PROBLEM DETAILS:
List all lines in the material below that contain "bien".

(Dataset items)
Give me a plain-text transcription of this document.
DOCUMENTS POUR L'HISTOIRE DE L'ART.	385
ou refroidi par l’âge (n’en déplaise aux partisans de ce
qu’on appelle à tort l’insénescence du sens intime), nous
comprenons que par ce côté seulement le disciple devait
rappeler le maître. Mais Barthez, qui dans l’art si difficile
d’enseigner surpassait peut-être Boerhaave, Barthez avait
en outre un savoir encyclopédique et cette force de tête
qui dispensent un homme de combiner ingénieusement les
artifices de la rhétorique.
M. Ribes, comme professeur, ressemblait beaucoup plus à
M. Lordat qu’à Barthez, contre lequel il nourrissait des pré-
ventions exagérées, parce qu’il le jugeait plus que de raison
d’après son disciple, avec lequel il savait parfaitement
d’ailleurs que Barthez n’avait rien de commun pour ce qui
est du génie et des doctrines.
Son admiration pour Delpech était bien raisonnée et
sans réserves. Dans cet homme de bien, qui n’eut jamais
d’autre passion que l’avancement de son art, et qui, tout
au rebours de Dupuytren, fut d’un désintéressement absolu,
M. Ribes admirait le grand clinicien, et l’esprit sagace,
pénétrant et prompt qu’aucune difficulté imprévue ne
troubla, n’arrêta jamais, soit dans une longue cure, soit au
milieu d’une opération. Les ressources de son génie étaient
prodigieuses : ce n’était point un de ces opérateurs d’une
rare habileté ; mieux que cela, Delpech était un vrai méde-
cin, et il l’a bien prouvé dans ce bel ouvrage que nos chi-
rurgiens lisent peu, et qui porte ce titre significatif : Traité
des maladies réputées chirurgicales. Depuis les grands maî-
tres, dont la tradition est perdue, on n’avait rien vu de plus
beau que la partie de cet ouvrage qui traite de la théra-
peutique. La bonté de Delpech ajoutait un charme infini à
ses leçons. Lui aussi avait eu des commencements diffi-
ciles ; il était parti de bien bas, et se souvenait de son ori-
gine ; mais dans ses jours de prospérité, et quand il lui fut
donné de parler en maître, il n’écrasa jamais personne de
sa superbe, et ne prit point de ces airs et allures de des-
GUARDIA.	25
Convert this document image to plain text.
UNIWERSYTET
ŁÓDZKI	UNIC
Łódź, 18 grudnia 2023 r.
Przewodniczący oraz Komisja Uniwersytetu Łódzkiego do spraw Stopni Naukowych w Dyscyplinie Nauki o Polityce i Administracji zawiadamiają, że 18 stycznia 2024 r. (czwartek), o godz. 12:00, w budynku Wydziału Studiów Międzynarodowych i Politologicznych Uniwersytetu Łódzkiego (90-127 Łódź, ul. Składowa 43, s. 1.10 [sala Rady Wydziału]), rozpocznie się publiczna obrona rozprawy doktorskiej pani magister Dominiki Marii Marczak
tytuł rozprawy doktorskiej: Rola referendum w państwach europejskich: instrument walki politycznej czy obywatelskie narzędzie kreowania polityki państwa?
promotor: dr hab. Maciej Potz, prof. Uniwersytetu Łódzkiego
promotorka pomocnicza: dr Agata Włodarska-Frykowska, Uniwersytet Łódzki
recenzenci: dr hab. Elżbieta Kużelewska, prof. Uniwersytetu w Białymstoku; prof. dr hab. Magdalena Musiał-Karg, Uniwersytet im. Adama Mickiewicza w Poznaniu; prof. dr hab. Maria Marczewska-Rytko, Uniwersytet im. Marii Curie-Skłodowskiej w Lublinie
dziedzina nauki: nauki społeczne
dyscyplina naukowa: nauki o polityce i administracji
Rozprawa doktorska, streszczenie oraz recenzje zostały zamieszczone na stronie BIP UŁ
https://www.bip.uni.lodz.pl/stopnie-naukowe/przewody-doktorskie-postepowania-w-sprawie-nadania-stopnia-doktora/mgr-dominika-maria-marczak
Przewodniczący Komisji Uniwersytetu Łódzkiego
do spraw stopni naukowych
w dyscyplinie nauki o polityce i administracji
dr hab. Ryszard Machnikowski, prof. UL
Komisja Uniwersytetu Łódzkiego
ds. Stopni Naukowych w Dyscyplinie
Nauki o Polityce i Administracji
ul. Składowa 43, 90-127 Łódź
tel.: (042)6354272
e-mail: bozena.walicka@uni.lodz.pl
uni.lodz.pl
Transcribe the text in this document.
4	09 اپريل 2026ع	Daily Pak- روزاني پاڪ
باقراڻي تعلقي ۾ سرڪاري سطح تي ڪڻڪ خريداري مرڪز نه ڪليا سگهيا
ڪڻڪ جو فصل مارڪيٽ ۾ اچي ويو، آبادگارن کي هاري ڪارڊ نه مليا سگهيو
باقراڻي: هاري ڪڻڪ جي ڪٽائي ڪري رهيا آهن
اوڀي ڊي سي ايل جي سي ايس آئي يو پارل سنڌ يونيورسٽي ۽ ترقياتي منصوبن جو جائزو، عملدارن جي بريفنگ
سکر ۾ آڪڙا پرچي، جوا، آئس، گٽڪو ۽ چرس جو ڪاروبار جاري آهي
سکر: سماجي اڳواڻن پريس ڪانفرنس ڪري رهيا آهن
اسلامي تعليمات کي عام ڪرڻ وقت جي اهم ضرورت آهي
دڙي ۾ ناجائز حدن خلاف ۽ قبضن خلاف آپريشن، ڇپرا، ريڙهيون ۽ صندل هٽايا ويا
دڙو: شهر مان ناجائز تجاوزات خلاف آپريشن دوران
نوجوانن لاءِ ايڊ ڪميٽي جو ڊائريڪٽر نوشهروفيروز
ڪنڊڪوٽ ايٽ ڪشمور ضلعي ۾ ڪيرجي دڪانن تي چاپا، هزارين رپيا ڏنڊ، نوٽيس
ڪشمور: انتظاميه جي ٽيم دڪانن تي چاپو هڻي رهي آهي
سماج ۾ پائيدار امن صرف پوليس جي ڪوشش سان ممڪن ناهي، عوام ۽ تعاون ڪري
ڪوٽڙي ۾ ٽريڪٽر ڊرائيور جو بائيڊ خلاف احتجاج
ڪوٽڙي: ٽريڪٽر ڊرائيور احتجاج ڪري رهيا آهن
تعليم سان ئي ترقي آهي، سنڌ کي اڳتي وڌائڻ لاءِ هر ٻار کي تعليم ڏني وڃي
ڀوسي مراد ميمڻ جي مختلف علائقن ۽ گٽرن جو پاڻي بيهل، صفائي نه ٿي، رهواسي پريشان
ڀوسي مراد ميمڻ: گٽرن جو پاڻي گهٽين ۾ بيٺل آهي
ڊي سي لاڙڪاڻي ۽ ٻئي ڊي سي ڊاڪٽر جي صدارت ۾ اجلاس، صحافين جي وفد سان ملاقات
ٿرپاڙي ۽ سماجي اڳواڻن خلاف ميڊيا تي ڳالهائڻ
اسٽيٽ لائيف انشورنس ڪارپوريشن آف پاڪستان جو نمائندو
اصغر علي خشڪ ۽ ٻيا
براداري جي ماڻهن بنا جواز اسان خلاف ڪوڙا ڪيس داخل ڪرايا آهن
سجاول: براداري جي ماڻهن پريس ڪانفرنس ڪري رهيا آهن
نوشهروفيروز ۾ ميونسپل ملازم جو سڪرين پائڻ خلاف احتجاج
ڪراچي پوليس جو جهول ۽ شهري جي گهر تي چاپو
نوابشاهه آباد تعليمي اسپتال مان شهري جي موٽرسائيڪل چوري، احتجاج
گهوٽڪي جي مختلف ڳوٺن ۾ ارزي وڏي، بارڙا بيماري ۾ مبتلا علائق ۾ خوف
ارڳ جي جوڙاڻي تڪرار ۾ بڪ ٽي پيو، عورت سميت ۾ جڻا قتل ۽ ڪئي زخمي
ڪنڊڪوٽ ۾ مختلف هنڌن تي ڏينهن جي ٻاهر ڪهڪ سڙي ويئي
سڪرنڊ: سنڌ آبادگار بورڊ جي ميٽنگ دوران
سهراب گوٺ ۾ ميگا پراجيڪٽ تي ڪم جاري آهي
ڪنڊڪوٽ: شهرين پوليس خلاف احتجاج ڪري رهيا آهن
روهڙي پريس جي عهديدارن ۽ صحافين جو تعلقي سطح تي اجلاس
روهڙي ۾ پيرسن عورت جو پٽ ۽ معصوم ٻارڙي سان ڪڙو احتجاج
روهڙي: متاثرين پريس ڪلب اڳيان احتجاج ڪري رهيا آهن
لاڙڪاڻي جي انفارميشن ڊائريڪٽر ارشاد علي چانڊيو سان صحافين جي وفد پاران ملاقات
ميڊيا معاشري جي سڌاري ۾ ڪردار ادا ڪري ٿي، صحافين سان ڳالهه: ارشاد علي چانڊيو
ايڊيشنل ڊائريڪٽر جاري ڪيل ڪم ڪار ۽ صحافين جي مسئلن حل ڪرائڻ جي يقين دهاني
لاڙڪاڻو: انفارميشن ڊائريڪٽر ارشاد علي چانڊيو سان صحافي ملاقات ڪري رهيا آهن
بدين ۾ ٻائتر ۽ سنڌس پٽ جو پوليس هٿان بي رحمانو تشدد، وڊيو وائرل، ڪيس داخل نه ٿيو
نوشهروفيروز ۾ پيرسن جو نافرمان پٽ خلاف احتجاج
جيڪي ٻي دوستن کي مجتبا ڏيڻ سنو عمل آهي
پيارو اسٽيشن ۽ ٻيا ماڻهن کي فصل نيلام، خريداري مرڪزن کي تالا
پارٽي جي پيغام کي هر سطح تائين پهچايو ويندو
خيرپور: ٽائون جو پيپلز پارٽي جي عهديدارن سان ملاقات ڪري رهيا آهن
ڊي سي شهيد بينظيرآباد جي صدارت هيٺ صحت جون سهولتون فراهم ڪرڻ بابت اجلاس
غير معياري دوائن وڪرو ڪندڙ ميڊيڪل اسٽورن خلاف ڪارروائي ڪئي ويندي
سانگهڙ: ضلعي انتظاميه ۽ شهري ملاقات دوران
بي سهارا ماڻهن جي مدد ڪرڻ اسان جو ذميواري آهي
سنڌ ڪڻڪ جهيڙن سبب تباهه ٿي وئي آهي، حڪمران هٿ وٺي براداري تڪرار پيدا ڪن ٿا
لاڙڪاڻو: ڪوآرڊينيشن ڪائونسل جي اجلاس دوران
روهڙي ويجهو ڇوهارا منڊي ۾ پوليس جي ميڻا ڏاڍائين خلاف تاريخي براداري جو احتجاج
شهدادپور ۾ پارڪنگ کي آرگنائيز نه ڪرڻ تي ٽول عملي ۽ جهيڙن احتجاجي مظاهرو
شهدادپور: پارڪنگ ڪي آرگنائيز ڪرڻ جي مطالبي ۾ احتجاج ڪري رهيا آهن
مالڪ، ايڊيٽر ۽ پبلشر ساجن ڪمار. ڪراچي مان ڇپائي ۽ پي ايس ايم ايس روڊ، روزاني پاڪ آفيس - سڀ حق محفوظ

SOLUTION FOR THIS TASK:
Son admiration pour Delpech était bien raisonnée et
sans réserves. Dans cet homme de bien, qui n’eut jamais
cin, et il l’a bien prouvé dans ce bel ouvrage que nos chi-
ciles ; il était parti de bien bas, et se souvenait de son ori-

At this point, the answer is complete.